OBJECTIVE -> Every line below that mentions the word "this" should be copied out.

□ □ □

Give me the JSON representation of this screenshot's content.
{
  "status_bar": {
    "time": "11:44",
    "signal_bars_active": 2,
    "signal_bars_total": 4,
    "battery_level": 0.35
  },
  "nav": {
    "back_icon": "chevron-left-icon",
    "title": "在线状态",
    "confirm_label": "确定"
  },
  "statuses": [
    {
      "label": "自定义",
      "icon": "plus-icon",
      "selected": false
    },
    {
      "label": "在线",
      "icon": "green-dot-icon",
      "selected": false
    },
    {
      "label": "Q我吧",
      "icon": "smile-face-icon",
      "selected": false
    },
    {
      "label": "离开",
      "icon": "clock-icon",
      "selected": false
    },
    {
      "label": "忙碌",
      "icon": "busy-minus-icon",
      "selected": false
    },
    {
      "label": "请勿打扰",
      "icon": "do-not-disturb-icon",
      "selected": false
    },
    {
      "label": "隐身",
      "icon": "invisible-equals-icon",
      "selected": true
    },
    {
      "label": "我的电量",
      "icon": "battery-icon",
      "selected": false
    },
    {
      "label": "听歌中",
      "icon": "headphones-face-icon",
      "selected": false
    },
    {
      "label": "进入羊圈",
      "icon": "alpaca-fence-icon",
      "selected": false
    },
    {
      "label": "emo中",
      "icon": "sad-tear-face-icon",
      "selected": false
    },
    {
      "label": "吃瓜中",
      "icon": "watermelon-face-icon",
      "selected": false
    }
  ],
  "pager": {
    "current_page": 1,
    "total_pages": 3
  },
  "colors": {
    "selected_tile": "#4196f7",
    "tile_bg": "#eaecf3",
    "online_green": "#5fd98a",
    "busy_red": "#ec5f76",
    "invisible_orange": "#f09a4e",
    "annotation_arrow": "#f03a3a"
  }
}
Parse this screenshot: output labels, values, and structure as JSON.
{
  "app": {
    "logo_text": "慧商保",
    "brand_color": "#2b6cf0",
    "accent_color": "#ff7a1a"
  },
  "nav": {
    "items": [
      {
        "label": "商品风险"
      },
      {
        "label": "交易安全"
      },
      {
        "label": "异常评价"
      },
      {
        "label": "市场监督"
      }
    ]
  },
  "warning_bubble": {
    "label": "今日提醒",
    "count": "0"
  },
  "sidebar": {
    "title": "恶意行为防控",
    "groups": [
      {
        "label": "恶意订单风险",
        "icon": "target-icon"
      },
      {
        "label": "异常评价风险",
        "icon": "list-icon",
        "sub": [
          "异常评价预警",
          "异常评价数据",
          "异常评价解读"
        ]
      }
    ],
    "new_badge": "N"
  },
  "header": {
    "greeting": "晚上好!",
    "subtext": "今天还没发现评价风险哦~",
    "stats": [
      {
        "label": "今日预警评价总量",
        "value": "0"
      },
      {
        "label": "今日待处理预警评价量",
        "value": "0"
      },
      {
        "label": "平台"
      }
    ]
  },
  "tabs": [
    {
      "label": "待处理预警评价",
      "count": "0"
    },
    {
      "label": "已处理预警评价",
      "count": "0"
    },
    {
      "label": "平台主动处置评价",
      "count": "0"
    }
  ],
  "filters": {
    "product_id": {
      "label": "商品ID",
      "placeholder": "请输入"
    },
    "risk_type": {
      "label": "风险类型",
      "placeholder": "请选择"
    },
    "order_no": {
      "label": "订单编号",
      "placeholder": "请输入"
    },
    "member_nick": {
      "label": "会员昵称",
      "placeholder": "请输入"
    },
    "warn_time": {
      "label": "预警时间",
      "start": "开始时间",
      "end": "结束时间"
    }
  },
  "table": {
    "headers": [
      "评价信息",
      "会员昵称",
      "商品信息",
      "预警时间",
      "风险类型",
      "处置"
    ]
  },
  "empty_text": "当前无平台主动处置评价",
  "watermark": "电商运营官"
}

□ □ □

RESPONSE ->
Give me the JSON representation of this screenshot's content.
Parse this screenshot: output labels, values, and structure as JSON.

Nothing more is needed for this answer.